* What you will do: Below are some records; return each one exactly.

* Supplied records:

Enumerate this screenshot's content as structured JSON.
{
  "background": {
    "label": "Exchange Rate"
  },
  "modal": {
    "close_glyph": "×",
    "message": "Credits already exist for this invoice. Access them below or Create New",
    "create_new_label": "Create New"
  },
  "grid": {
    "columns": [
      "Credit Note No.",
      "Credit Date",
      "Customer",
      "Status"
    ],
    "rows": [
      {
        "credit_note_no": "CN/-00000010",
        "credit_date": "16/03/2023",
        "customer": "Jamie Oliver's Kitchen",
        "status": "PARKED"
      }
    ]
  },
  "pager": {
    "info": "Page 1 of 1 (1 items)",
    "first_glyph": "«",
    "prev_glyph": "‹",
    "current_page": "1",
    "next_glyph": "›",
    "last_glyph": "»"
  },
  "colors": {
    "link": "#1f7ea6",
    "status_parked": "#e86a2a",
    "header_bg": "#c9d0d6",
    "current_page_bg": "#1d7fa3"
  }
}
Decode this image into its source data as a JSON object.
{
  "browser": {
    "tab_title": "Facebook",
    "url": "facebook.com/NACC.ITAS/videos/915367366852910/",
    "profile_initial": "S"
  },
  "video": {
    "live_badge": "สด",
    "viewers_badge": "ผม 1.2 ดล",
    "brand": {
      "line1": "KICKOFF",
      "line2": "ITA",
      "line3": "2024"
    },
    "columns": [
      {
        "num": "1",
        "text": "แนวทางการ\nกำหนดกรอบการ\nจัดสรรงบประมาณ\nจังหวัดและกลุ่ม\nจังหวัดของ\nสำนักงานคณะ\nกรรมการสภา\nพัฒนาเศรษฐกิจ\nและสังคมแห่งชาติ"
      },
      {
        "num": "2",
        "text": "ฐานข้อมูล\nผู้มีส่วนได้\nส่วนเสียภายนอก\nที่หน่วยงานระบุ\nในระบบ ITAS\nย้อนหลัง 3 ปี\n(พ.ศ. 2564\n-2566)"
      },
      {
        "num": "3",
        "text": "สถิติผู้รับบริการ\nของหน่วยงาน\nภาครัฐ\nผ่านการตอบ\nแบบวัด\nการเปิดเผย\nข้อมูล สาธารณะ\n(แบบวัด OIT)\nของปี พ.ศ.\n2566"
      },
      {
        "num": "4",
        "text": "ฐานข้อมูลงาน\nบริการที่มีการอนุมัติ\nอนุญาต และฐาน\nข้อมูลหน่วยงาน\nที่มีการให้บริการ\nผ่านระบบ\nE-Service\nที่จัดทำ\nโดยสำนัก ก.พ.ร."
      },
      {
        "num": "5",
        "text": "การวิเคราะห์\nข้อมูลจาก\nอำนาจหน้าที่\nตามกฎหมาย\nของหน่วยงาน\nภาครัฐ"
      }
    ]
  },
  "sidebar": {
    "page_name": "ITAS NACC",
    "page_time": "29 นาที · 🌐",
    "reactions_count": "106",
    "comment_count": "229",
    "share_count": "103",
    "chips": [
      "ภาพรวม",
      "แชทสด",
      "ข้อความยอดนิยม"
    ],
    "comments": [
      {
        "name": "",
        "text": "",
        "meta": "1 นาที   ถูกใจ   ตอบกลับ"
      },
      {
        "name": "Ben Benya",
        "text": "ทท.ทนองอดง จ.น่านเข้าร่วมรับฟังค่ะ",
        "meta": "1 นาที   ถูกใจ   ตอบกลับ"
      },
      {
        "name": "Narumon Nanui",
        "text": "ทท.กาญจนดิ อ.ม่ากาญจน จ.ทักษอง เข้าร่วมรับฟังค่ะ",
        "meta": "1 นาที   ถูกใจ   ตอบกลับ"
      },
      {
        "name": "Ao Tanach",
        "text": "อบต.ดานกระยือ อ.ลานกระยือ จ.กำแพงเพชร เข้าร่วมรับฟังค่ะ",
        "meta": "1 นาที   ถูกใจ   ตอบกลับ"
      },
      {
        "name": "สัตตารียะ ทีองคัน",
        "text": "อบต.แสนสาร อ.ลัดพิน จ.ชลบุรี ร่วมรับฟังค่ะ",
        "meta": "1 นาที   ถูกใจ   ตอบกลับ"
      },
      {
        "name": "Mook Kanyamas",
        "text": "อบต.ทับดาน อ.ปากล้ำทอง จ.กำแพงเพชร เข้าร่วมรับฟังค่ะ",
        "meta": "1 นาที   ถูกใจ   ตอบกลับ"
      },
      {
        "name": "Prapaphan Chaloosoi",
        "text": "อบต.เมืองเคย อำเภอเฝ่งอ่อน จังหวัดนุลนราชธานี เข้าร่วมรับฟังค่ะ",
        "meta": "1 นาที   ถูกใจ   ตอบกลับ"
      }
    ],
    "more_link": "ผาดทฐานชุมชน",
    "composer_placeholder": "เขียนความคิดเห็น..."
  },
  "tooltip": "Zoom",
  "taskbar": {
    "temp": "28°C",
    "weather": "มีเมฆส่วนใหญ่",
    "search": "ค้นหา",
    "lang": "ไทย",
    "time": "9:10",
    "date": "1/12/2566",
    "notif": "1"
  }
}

* Task result:
Enumerate this screenshot's content as structured JSON.
{
  "background": {
    "label": "Exchange Rate"
  },
  "modal": {
    "close_glyph": "×",
    "message": "Credits already exist for this invoice. Access them below or Create New",
    "create_new_label": "Create New"
  },
  "grid": {
    "columns": [
      "Credit Note No.",
      "Credit Date",
      "Customer",
      "Status"
    ],
    "rows": [
      {
        "credit_note_no": "CN/-00000010",
        "credit_date": "16/03/2023",
        "customer": "Jamie Oliver's Kitchen",
        "status": "PARKED"
      }
    ]
  },
  "pager": {
    "info": "Page 1 of 1 (1 items)",
    "first_glyph": "«",
    "prev_glyph": "‹",
    "current_page": "1",
    "next_glyph": "›",
    "last_glyph": "»"
  },
  "colors": {
    "link": "#1f7ea6",
    "status_parked": "#e86a2a",
    "header_bg": "#c9d0d6",
    "current_page_bg": "#1d7fa3"
  }
}
Decode this image into its source data as a JSON object.
{
  "browser": {
    "tab_title": "Facebook",
    "url": "facebook.com/NACC.ITAS/videos/915367366852910/",
    "profile_initial": "S"
  },
  "video": {
    "live_badge": "สด",
    "viewers_badge": "ผม 1.2 ดล",
    "brand": {
      "line1": "KICKOFF",
      "line2": "ITA",
      "line3": "2024"
    },
    "columns": [
      {
        "num": "1",
        "text": "แนวทางการ\nกำหนดกรอบการ\nจัดสรรงบประมาณ\nจังหวัดและกลุ่ม\nจังหวัดของ\nสำนักงานคณะ\nกรรมการสภา\nพัฒนาเศรษฐกิจ\nและสังคมแห่งชาติ"
      },
      {
        "num": "2",
        "text": "ฐานข้อมูล\nผู้มีส่วนได้\nส่วนเสียภายนอก\nที่หน่วยงานระบุ\nในระบบ ITAS\nย้อนหลัง 3 ปี\n(พ.ศ. 2564\n-2566)"
      },
      {
        "num": "3",
        "text": "สถิติผู้รับบริการ\nของหน่วยงาน\nภาครัฐ\nผ่านการตอบ\nแบบวัด\nการเปิดเผย\nข้อมูล สาธารณะ\n(แบบวัด OIT)\nของปี พ.ศ.\n2566"
      },
      {
        "num": "4",
        "text": "ฐานข้อมูลงาน\nบริการที่มีการอนุมัติ\nอนุญาต และฐาน\nข้อมูลหน่วยงาน\nที่มีการให้บริการ\nผ่านระบบ\nE-Service\nที่จัดทำ\nโดยสำนัก ก.พ.ร."
      },
      {
        "num": "5",
        "text": "การวิเคราะห์\nข้อมูลจาก\nอำนาจหน้าที่\nตามกฎหมาย\nของหน่วยงาน\nภาครัฐ"
      }
    ]
  },
  "sidebar": {
    "page_name": "ITAS NACC",
    "page_time": "29 นาที · 🌐",
    "reactions_count": "106",
    "comment_count": "229",
    "share_count": "103",
    "chips": [
      "ภาพรวม",
      "แชทสด",
      "ข้อความยอดนิยม"
    ],
    "comments": [
      {
        "name": "",
        "text": "",
        "meta": "1 นาที   ถูกใจ   ตอบกลับ"
      },
      {
        "name": "Ben Benya",
        "text": "ทท.ทนองอดง จ.น่านเข้าร่วมรับฟังค่ะ",
        "meta": "1 นาที   ถูกใจ   ตอบกลับ"
      },
      {
        "name": "Narumon Nanui",
        "text": "ทท.กาญจนดิ อ.ม่ากาญจน จ.ทักษอง เข้าร่วมรับฟังค่ะ",
        "meta": "1 นาที   ถูกใจ   ตอบกลับ"
      },
      {
        "name": "Ao Tanach",
        "text": "อบต.ดานกระยือ อ.ลานกระยือ จ.กำแพงเพชร เข้าร่วมรับฟังค่ะ",
        "meta": "1 นาที   ถูกใจ   ตอบกลับ"
      },
      {
        "name": "สัตตารียะ ทีองคัน",
        "text": "อบต.แสนสาร อ.ลัดพิน จ.ชลบุรี ร่วมรับฟังค่ะ",
        "meta": "1 นาที   ถูกใจ   ตอบกลับ"
      },
      {
        "name": "Mook Kanyamas",
        "text": "อบต.ทับดาน อ.ปากล้ำทอง จ.กำแพงเพชร เข้าร่วมรับฟังค่ะ",
        "meta": "1 นาที   ถูกใจ   ตอบกลับ"
      },
      {
        "name": "Prapaphan Chaloosoi",
        "text": "อบต.เมืองเคย อำเภอเฝ่งอ่อน จังหวัดนุลนราชธานี เข้าร่วมรับฟังค่ะ",
        "meta": "1 นาที   ถูกใจ   ตอบกลับ"
      }
    ],
    "more_link": "ผาดทฐานชุมชน",
    "composer_placeholder": "เขียนความคิดเห็น..."
  },
  "tooltip": "Zoom",
  "taskbar": {
    "temp": "28°C",
    "weather": "มีเมฆส่วนใหญ่",
    "search": "ค้นหา",
    "lang": "ไทย",
    "time": "9:10",
    "date": "1/12/2566",
    "notif": "1"
  }
}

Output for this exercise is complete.